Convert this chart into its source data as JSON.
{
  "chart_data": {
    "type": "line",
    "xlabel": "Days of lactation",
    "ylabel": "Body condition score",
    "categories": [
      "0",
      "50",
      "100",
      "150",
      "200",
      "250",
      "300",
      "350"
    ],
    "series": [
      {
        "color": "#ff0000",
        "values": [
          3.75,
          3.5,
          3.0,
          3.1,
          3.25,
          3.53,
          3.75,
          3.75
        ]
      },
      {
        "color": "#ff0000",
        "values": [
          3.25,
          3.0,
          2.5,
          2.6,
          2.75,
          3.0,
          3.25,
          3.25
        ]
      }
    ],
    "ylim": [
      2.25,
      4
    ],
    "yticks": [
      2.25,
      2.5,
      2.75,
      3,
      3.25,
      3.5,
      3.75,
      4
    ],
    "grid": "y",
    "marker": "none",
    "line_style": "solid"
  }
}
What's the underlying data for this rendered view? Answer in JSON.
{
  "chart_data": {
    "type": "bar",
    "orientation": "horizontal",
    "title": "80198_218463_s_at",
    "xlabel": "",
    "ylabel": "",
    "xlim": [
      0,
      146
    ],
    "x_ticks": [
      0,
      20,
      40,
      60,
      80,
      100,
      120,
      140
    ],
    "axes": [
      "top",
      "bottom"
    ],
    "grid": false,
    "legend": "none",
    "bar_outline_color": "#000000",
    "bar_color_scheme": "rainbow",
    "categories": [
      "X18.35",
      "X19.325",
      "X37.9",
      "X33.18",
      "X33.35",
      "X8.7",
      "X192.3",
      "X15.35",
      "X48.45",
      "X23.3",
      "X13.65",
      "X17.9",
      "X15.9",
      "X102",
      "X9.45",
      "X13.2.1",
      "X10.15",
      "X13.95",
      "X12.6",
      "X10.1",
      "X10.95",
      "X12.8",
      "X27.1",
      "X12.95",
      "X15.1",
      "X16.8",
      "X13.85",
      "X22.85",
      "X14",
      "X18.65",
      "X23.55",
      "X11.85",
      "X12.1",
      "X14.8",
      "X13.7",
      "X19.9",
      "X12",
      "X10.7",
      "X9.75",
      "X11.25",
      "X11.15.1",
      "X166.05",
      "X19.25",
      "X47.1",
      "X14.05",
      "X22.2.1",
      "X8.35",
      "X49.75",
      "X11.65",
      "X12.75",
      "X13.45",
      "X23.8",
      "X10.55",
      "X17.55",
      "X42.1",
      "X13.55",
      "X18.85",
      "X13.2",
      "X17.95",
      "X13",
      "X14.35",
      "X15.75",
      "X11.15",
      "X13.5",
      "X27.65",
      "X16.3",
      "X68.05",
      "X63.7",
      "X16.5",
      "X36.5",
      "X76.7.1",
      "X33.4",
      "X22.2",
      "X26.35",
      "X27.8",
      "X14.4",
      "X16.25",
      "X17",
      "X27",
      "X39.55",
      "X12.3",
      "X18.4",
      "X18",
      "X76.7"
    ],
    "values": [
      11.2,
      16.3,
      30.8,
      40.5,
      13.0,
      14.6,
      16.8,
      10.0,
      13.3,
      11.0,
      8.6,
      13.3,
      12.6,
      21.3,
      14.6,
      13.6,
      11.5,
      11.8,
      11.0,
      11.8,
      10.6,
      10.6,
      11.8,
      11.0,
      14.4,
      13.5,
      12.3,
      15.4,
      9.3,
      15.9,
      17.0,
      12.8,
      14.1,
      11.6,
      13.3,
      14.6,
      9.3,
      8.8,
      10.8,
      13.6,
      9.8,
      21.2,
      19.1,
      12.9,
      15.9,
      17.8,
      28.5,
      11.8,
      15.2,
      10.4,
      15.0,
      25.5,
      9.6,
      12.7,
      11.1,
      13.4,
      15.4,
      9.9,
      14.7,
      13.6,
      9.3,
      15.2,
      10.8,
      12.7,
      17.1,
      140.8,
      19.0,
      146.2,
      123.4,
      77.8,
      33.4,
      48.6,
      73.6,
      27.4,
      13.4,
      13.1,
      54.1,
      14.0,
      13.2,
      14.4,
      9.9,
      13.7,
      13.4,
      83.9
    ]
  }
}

_ _ _ _ _ _ _

__WHAT TO WORK ON__.
Write out the whole listing exactly.

__ANSWER TO THIS PROBLEM__.
Convert this chart into its source data as JSON.
{
  "chart_data": {
    "type": "line",
    "xlabel": "Days of lactation",
    "ylabel": "Body condition score",
    "categories": [
      "0",
      "50",
      "100",
      "150",
      "200",
      "250",
      "300",
      "350"
    ],
    "series": [
      {
        "color": "#ff0000",
        "values": [
          3.75,
          3.5,
          3.0,
          3.1,
          3.25,
          3.53,
          3.75,
          3.75
        ]
      },
      {
        "color": "#ff0000",
        "values": [
          3.25,
          3.0,
          2.5,
          2.6,
          2.75,
          3.0,
          3.25,
          3.25
        ]
      }
    ],
    "ylim": [
      2.25,
      4
    ],
    "yticks": [
      2.25,
      2.5,
      2.75,
      3,
      3.25,
      3.5,
      3.75,
      4
    ],
    "grid": "y",
    "marker": "none",
    "line_style": "solid"
  }
}
What's the underlying data for this rendered view? Answer in JSON.
{
  "chart_data": {
    "type": "bar",
    "orientation": "horizontal",
    "title": "80198_218463_s_at",
    "xlabel": "",
    "ylabel": "",
    "xlim": [
      0,
      146
    ],
    "x_ticks": [
      0,
      20,
      40,
      60,
      80,
      100,
      120,
      140
    ],
    "axes": [
      "top",
      "bottom"
    ],
    "grid": false,
    "legend": "none",
    "bar_outline_color": "#000000",
    "bar_color_scheme": "rainbow",
    "categories": [
      "X18.35",
      "X19.325",
      "X37.9",
      "X33.18",
      "X33.35",
      "X8.7",
      "X192.3",
      "X15.35",
      "X48.45",
      "X23.3",
      "X13.65",
      "X17.9",
      "X15.9",
      "X102",
      "X9.45",
      "X13.2.1",
      "X10.15",
      "X13.95",
      "X12.6",
      "X10.1",
      "X10.95",
      "X12.8",
      "X27.1",
      "X12.95",
      "X15.1",
      "X16.8",
      "X13.85",
      "X22.85",
      "X14",
      "X18.65",
      "X23.55",
      "X11.85",
      "X12.1",
      "X14.8",
      "X13.7",
      "X19.9",
      "X12",
      "X10.7",
      "X9.75",
      "X11.25",
      "X11.15.1",
      "X166.05",
      "X19.25",
      "X47.1",
      "X14.05",
      "X22.2.1",
      "X8.35",
      "X49.75",
      "X11.65",
      "X12.75",
      "X13.45",
      "X23.8",
      "X10.55",
      "X17.55",
      "X42.1",
      "X13.55",
      "X18.85",
      "X13.2",
      "X17.95",
      "X13",
      "X14.35",
      "X15.75",
      "X11.15",
      "X13.5",
      "X27.65",
      "X16.3",
      "X68.05",
      "X63.7",
      "X16.5",
      "X36.5",
      "X76.7.1",
      "X33.4",
      "X22.2",
      "X26.35",
      "X27.8",
      "X14.4",
      "X16.25",
      "X17",
      "X27",
      "X39.55",
      "X12.3",
      "X18.4",
      "X18",
      "X76.7"
    ],
    "values": [
      11.2,
      16.3,
      30.8,
      40.5,
      13.0,
      14.6,
      16.8,
      10.0,
      13.3,
      11.0,
      8.6,
      13.3,
      12.6,
      21.3,
      14.6,
      13.6,
      11.5,
      11.8,
      11.0,
      11.8,
      10.6,
      10.6,
      11.8,
      11.0,
      14.4,
      13.5,
      12.3,
      15.4,
      9.3,
      15.9,
      17.0,
      12.8,
      14.1,
      11.6,
      13.3,
      14.6,
      9.3,
      8.8,
      10.8,
      13.6,
      9.8,
      21.2,
      19.1,
      12.9,
      15.9,
      17.8,
      28.5,
      11.8,
      15.2,
      10.4,
      15.0,
      25.5,
      9.6,
      12.7,
      11.1,
      13.4,
      15.4,
      9.9,
      14.7,
      13.6,
      9.3,
      15.2,
      10.8,
      12.7,
      17.1,
      140.8,
      19.0,
      146.2,
      123.4,
      77.8,
      33.4,
      48.6,
      73.6,
      27.4,
      13.4,
      13.1,
      54.1,
      14.0,
      13.2,
      14.4,
      9.9,
      13.7,
      13.4,
      83.9
    ]
  }
}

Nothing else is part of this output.